Transcribe the full listing exactly, and drop every picture.

**RECORDS SUPPLIED**
━━━━

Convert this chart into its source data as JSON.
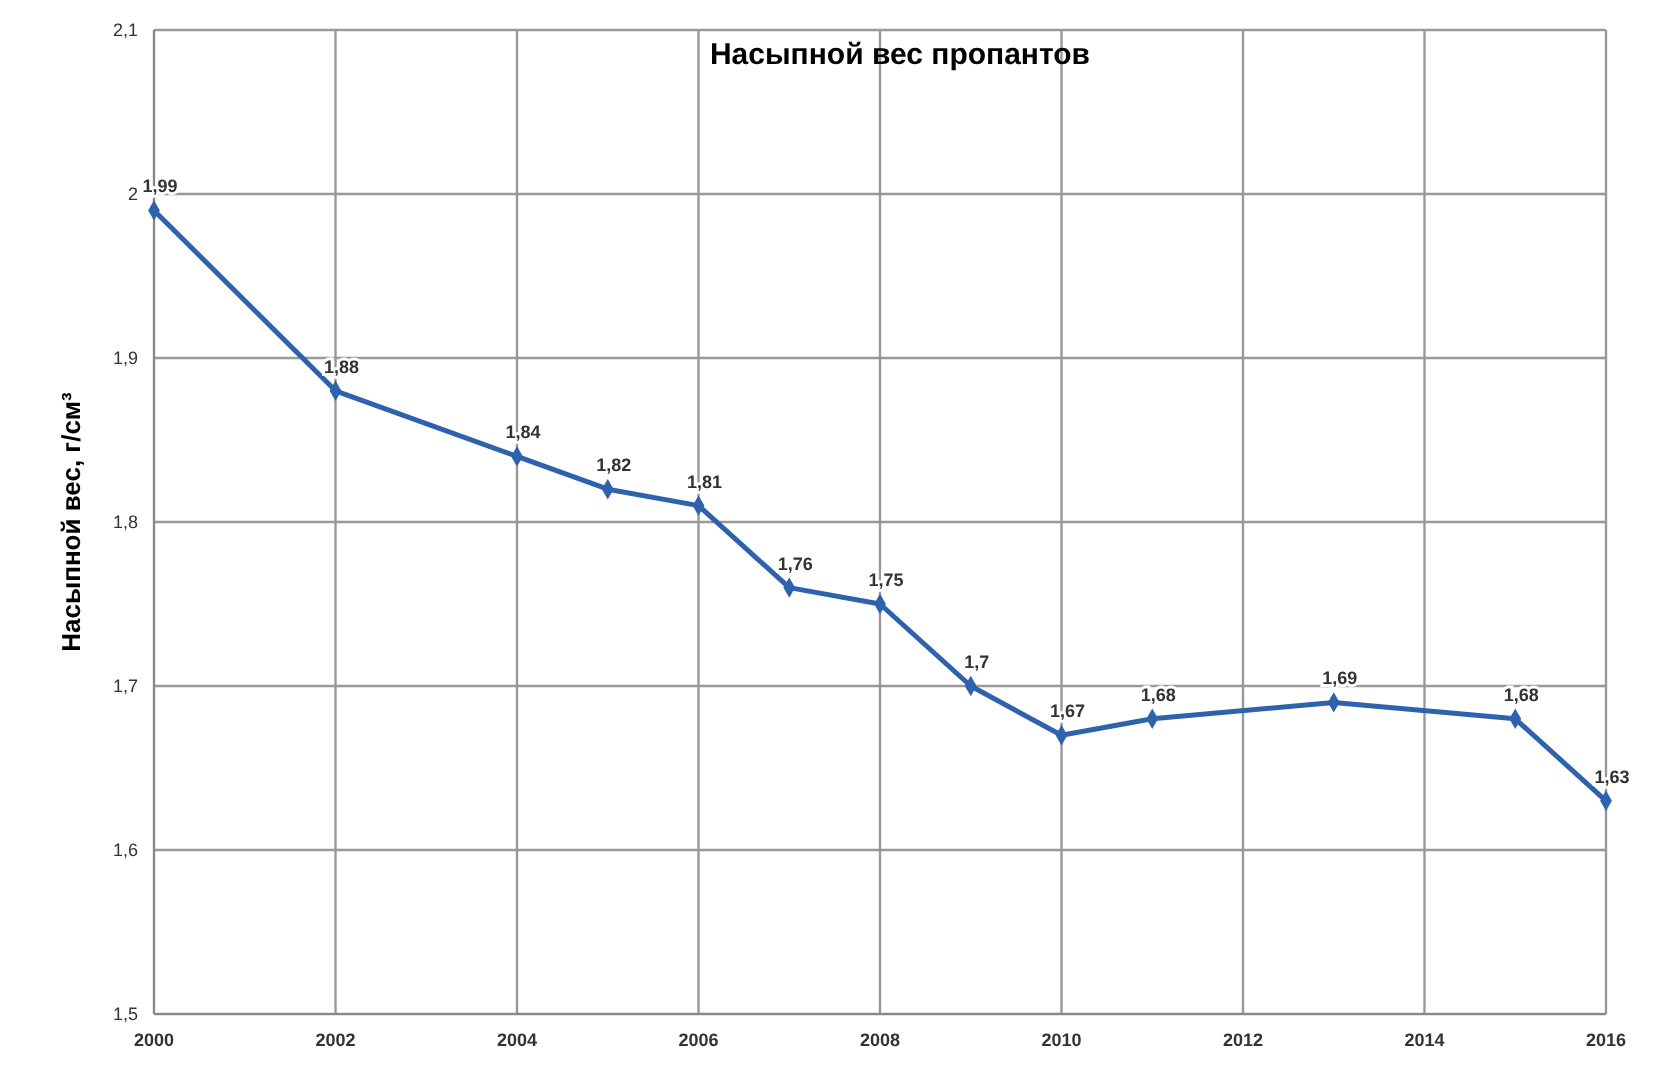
{
  "chart_data": {
    "type": "line",
    "title": "Насыпной вес пропантов",
    "ylabel": "Насыпной вес, г/см³",
    "x": [
      2000,
      2002,
      2004,
      2005,
      2006,
      2007,
      2008,
      2009,
      2010,
      2011,
      2013,
      2015,
      2016
    ],
    "series": [
      {
        "color": "#2e62ad",
        "values": [
          1.99,
          1.88,
          1.84,
          1.82,
          1.81,
          1.76,
          1.75,
          1.7,
          1.67,
          1.68,
          1.69,
          1.68,
          1.63
        ],
        "value_labels": [
          "1,99",
          "1,88",
          "1,84",
          "1,82",
          "1,81",
          "1,76",
          "1,75",
          "1,7",
          "1,67",
          "1,68",
          "1,69",
          "1,68",
          "1,63"
        ]
      }
    ],
    "xlim": [
      2000,
      2016
    ],
    "xticks": [
      2000,
      2002,
      2004,
      2006,
      2008,
      2010,
      2012,
      2014,
      2016
    ],
    "ylim": [
      1.5,
      2.1
    ],
    "yticks": [
      {
        "value": 1.5,
        "label": "1,5"
      },
      {
        "value": 1.6,
        "label": "1,6"
      },
      {
        "value": 1.7,
        "label": "1,7"
      },
      {
        "value": 1.8,
        "label": "1,8"
      },
      {
        "value": 1.9,
        "label": "1,9"
      },
      2,
      {
        "value": 2.1,
        "label": "2,1"
      }
    ],
    "grid": true,
    "marker": "diamond",
    "line_style": "solid"
  }
}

━━━━

**REPLY**
Convert this chart into its source data as JSON.
{
  "chart_data": {
    "type": "line",
    "title": "Насыпной вес пропантов",
    "ylabel": "Насыпной вес, г/см³",
    "x": [
      2000,
      2002,
      2004,
      2005,
      2006,
      2007,
      2008,
      2009,
      2010,
      2011,
      2013,
      2015,
      2016
    ],
    "series": [
      {
        "color": "#2e62ad",
        "values": [
          1.99,
          1.88,
          1.84,
          1.82,
          1.81,
          1.76,
          1.75,
          1.7,
          1.67,
          1.68,
          1.69,
          1.68,
          1.63
        ],
        "value_labels": [
          "1,99",
          "1,88",
          "1,84",
          "1,82",
          "1,81",
          "1,76",
          "1,75",
          "1,7",
          "1,67",
          "1,68",
          "1,69",
          "1,68",
          "1,63"
        ]
      }
    ],
    "xlim": [
      2000,
      2016
    ],
    "xticks": [
      2000,
      2002,
      2004,
      2006,
      2008,
      2010,
      2012,
      2014,
      2016
    ],
    "ylim": [
      1.5,
      2.1
    ],
    "yticks": [
      {
        "value": 1.5,
        "label": "1,5"
      },
      {
        "value": 1.6,
        "label": "1,6"
      },
      {
        "value": 1.7,
        "label": "1,7"
      },
      {
        "value": 1.8,
        "label": "1,8"
      },
      {
        "value": 1.9,
        "label": "1,9"
      },
      2,
      {
        "value": 2.1,
        "label": "2,1"
      }
    ],
    "grid": true,
    "marker": "diamond",
    "line_style": "solid"
  }
}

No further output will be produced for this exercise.